What the task requires ▸
Scan the data beneath this task and copy each line that includes "document".

════════════════

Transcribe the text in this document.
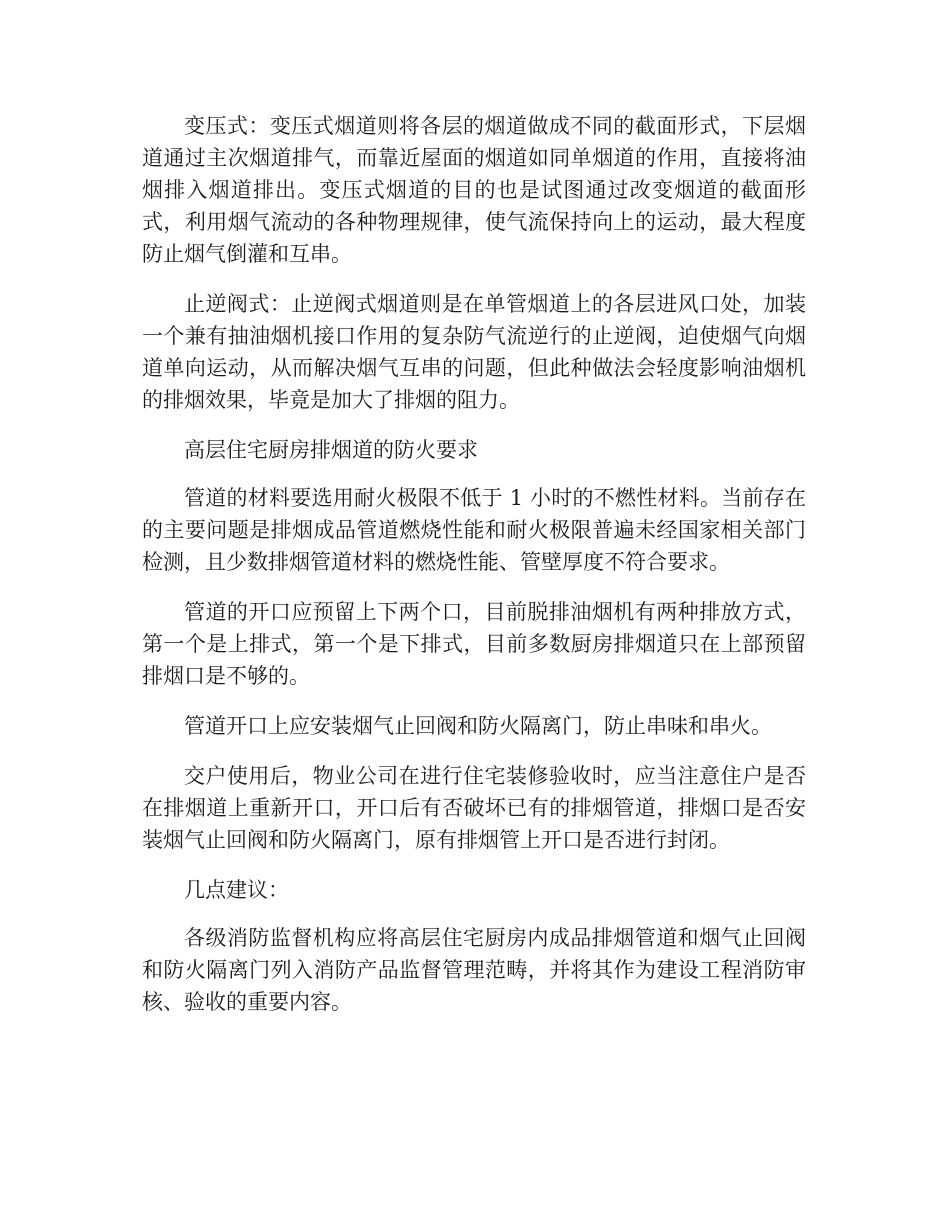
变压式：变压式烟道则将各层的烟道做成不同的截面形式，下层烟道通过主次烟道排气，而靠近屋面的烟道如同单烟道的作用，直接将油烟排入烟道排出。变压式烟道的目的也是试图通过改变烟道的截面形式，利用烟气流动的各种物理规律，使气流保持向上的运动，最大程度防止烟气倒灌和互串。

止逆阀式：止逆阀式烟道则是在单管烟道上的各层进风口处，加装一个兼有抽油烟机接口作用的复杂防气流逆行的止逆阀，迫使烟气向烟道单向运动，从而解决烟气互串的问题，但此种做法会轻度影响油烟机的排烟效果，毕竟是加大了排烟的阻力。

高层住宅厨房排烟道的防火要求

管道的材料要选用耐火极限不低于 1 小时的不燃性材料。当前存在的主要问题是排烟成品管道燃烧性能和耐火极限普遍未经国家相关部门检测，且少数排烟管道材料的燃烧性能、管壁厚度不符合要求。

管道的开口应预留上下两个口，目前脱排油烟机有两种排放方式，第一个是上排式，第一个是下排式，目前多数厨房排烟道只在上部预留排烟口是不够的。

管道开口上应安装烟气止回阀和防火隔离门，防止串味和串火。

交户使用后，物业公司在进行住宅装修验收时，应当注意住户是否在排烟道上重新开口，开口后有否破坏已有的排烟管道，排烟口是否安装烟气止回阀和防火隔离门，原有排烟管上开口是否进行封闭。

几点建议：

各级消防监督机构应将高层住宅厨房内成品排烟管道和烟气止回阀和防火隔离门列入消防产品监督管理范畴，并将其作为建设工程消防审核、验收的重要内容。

════════════════

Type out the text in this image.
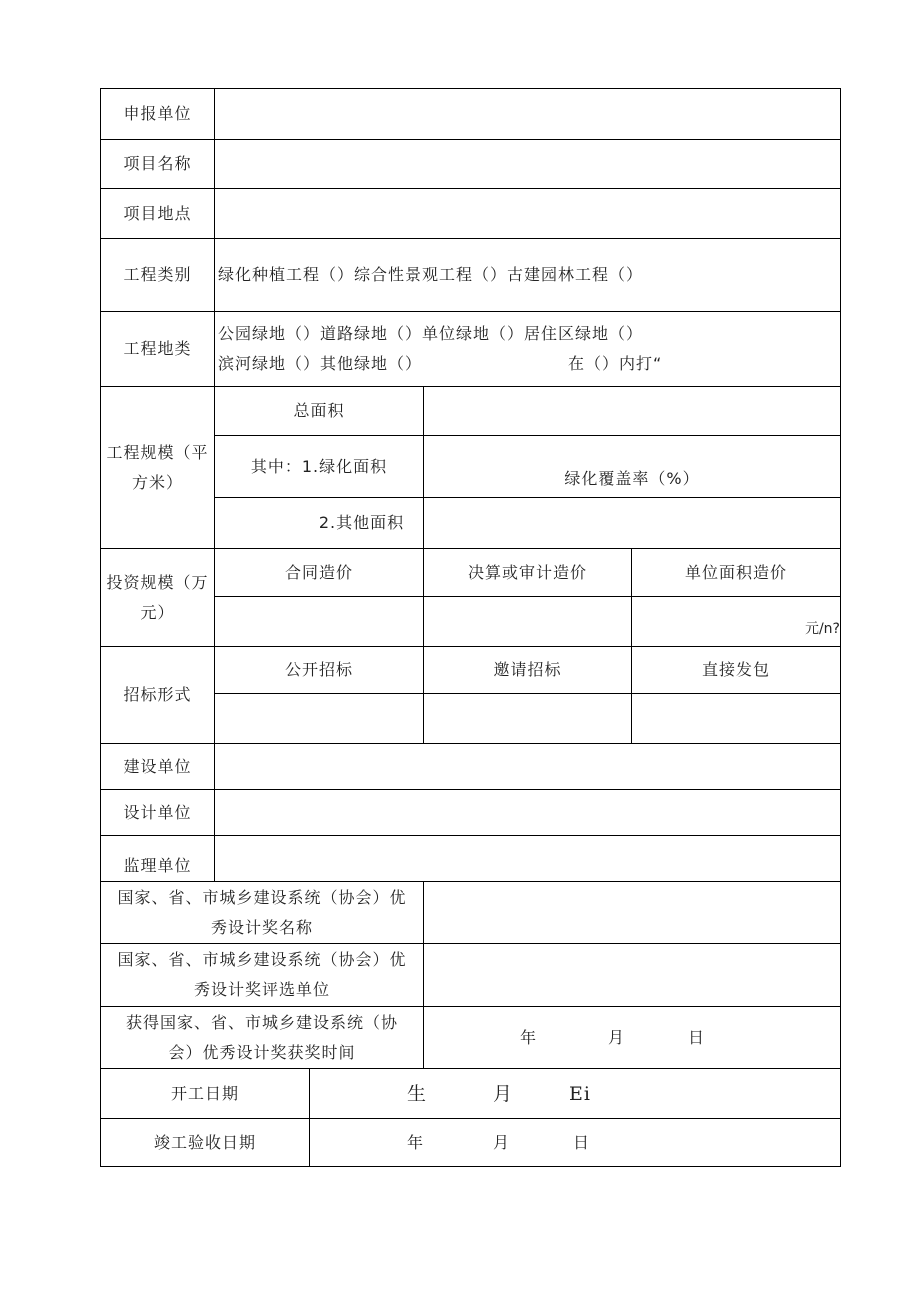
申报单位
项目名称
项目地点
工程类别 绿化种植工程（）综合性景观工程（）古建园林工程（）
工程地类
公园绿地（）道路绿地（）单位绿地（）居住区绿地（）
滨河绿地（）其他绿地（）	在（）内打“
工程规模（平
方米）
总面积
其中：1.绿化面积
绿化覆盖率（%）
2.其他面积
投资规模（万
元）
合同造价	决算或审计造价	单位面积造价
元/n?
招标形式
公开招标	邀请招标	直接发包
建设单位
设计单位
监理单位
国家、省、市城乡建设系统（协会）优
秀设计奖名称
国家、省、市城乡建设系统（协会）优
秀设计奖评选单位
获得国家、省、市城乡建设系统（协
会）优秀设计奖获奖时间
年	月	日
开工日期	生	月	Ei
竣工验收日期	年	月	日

════════════════

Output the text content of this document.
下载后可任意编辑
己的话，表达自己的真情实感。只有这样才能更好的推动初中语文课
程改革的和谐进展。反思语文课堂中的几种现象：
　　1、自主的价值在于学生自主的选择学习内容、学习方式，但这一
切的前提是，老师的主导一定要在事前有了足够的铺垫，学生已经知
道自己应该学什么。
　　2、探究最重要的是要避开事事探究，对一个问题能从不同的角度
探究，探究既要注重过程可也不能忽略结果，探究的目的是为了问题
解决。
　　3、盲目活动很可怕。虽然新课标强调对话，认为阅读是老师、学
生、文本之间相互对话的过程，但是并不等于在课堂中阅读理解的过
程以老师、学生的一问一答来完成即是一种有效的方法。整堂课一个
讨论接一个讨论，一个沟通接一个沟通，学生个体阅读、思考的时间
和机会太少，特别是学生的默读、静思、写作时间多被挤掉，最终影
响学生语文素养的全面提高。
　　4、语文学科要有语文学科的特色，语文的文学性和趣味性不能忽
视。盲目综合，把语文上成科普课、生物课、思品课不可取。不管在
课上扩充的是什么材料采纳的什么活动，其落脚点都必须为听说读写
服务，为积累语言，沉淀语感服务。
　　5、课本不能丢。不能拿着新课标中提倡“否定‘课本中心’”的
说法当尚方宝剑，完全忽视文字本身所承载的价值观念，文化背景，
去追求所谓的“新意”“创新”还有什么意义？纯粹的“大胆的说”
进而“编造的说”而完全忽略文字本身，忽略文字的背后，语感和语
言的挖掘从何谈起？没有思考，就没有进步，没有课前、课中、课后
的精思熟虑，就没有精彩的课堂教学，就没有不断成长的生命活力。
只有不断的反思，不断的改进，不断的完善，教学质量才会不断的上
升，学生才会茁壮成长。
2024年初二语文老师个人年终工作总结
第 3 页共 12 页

════════════════

Answer to this task ▸
Transcribe the text in this document.
Output the text content of this document.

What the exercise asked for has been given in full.